● **Extract provided**:
⁂
Diaz said that since 2001 Western Union has granted nearly $40
million to non-profit organizations worldwide in more than 70
countries and territories to support humanitarian projects including
disaster relief, health and human services programs, and education.
Also, Diaz said, Western Union announced last September its "Our
World, Our Family," program - a $50 million, five-year initiative
aimed at empowering migrant families through education and "economic
Diaz said he hopes the program will promote education by offering
scholarships to migrant families and creating entrepreneurs by
providing mentors for small businesses.
But Youssef Sawan, TIGRA's regional coordinator for the Bay Area,
says the program works with governments rather than communities,
leaving communities with little voice on how investment funds
can best be used.
"We believe that communities ultimately know better than
anyone what types of developments, and what types of assistance
they need, rather than governments or corporations," Sawan
Sawan said Western Union's plan to invest less than 50-cents
per $100 of profits back into communities is much less than WalMart
which invests $2.30 per $100 into similar community fund programs.
TIGRA noted that Christina Gold, Western Union's CEO, received
$16 million in bonuses in 2006.
"As a predatory financial institution, we're asking that
they own up to their responsibility," Sawan said.
Similar boycotts have been launched in at least a dozen cities
nationwide, including Los Angeles, Chicago, Oakland, Minneapolis,
Charlotte, Providence, New Brunswick and New York.
⁂
● **Directions for this task**: In the Western Union excerpt, why does Youssef Sawan object to the "Our World, Our Family" program working with governments? Answer in one to three sentences.
⁂
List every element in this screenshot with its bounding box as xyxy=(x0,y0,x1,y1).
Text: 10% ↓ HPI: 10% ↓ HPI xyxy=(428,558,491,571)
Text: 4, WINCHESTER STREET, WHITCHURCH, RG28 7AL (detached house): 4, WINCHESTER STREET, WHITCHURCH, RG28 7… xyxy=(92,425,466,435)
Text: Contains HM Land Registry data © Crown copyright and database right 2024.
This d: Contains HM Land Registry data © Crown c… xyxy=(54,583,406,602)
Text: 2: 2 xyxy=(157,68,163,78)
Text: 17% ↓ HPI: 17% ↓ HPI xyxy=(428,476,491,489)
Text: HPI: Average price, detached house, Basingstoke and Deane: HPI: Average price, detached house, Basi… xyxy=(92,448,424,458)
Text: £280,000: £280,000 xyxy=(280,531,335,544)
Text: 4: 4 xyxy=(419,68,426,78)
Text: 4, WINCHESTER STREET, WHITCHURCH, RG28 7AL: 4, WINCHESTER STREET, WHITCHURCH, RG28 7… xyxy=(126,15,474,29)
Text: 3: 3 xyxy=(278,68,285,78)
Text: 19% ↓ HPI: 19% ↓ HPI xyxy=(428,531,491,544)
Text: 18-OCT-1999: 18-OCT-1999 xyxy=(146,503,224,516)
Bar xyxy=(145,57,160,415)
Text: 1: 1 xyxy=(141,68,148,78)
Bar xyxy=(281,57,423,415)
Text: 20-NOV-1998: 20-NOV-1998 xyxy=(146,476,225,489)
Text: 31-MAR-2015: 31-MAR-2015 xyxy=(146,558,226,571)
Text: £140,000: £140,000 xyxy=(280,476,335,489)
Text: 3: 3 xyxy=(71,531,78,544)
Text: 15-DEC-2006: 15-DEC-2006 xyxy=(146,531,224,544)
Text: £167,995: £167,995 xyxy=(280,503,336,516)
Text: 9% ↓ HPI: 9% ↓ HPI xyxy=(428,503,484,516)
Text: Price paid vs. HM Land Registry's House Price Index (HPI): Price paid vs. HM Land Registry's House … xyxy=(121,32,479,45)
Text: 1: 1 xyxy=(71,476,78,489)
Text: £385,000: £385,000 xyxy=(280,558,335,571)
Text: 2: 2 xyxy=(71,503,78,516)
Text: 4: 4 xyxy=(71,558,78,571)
⁂
● **Reply to the task**: Sawan says that working with governments rather than communities leaves communities with little voice in how investment funds can best be used. He believes communities know better than anyone, governments and corporations included, what kinds of development and assistance they need.